WHAT THE TASK ASKS: Copy out each line that mentions the word "version".
-- Start of DATA IN THIS EXERCISE --
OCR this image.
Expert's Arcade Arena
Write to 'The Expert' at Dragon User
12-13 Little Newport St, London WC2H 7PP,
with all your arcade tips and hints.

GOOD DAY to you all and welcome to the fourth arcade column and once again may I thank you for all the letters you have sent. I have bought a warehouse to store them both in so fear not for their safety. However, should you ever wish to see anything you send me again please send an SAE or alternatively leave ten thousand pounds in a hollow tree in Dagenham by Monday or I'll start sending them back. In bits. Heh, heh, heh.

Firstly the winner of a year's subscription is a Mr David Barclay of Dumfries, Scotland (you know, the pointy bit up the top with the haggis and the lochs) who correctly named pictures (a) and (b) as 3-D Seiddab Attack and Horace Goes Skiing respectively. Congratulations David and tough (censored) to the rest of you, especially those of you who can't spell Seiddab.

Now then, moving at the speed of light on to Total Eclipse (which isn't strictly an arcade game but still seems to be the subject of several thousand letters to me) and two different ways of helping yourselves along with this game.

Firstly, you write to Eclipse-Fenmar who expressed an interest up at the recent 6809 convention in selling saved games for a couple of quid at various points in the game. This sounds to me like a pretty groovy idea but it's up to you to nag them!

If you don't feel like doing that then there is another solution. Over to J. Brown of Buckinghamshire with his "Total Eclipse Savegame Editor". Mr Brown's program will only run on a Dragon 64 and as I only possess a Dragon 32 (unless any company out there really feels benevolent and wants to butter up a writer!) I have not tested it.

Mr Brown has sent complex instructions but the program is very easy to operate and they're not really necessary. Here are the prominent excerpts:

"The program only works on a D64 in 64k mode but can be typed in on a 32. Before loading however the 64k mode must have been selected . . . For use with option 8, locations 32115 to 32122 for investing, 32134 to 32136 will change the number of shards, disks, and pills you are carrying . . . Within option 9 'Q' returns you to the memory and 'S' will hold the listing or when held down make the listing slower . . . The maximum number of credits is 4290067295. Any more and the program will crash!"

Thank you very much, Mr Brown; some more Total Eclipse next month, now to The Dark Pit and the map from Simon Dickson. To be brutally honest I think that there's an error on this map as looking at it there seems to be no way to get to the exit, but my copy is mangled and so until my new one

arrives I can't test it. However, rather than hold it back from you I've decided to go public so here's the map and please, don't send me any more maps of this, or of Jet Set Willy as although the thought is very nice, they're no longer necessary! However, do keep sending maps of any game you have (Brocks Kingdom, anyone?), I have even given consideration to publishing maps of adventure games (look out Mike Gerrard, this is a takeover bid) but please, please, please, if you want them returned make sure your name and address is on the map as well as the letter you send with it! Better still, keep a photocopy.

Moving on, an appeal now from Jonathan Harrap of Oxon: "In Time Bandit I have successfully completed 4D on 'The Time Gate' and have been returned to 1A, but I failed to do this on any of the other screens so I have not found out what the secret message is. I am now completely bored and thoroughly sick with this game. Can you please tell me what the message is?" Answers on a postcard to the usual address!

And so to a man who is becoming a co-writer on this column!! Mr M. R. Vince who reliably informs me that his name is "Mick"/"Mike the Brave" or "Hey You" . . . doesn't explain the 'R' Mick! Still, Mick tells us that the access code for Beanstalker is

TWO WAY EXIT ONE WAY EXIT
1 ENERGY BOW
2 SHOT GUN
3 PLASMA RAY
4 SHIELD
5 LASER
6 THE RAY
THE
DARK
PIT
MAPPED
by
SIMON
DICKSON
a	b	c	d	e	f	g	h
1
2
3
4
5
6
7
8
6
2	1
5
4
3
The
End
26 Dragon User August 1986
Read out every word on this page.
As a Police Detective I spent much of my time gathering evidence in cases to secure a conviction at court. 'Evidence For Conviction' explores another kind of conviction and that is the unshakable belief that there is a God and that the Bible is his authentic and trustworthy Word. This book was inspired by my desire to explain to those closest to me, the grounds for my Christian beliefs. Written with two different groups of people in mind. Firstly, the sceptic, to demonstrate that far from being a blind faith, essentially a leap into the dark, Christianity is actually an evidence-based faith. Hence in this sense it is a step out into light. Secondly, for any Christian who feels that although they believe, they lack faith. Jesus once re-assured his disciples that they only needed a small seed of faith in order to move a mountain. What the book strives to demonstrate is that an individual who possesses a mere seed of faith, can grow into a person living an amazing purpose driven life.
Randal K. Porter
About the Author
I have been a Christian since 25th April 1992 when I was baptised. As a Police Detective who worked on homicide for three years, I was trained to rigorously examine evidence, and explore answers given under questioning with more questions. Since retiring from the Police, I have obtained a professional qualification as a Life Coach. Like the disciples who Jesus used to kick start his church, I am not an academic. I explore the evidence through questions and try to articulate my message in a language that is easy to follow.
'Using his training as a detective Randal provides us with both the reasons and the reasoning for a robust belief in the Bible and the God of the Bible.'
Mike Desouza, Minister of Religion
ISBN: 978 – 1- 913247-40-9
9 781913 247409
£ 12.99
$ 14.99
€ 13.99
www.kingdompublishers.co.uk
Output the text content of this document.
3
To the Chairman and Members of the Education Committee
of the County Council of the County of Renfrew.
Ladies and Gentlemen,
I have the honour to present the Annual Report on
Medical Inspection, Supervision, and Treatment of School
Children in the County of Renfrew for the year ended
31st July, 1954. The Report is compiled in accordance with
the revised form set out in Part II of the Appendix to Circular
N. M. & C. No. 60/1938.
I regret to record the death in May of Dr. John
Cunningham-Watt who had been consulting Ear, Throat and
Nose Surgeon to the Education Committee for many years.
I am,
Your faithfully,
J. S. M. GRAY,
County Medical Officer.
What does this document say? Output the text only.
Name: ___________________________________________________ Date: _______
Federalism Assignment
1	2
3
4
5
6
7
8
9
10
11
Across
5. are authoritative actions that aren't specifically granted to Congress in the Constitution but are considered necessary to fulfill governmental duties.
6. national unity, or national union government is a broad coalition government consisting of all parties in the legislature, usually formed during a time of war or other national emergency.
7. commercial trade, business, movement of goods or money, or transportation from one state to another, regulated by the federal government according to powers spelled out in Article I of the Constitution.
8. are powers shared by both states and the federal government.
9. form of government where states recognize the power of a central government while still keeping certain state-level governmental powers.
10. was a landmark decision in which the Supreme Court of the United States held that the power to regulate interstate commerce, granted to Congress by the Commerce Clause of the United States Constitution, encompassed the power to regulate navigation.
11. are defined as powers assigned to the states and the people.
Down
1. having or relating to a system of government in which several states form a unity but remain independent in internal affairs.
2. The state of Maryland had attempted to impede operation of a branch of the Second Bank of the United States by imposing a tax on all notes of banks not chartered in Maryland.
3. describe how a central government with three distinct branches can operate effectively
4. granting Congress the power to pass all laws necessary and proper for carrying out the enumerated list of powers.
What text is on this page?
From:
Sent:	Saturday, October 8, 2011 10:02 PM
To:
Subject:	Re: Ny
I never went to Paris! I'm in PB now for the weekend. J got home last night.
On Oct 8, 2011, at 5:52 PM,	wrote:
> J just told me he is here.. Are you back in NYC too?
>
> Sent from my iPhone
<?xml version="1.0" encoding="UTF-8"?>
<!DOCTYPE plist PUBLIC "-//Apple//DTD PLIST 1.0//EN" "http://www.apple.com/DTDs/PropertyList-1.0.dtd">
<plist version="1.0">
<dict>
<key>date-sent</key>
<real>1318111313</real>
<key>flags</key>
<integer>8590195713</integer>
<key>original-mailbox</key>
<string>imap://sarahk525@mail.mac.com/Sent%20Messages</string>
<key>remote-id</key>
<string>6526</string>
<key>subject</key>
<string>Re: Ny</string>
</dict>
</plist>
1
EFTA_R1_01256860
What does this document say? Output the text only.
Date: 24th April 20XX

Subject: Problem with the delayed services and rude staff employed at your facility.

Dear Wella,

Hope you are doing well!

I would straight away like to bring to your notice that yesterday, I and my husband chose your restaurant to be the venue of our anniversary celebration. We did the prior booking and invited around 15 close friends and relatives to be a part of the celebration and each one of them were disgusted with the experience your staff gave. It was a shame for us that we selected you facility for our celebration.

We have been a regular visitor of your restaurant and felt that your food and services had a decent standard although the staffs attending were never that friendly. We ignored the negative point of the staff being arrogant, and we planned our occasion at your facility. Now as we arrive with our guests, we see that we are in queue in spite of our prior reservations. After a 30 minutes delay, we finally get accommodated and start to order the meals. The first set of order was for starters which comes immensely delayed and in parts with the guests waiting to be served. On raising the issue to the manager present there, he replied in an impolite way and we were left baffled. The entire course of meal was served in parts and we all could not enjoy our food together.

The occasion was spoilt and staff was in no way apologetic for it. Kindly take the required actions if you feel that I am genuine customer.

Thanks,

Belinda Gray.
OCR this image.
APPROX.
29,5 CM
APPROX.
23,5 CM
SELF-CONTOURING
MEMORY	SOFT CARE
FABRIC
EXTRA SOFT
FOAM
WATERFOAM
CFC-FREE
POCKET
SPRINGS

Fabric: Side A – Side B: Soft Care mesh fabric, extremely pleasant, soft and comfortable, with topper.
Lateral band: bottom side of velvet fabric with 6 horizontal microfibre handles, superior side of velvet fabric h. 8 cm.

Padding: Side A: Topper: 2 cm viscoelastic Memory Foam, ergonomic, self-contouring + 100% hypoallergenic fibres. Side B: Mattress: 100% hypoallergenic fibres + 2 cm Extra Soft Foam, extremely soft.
-- End of DATA IN THIS EXERCISE --
CORRECT OUTPUT:
<?xml version="1.0" encoding="UTF-8"?>
<plist version="1.0">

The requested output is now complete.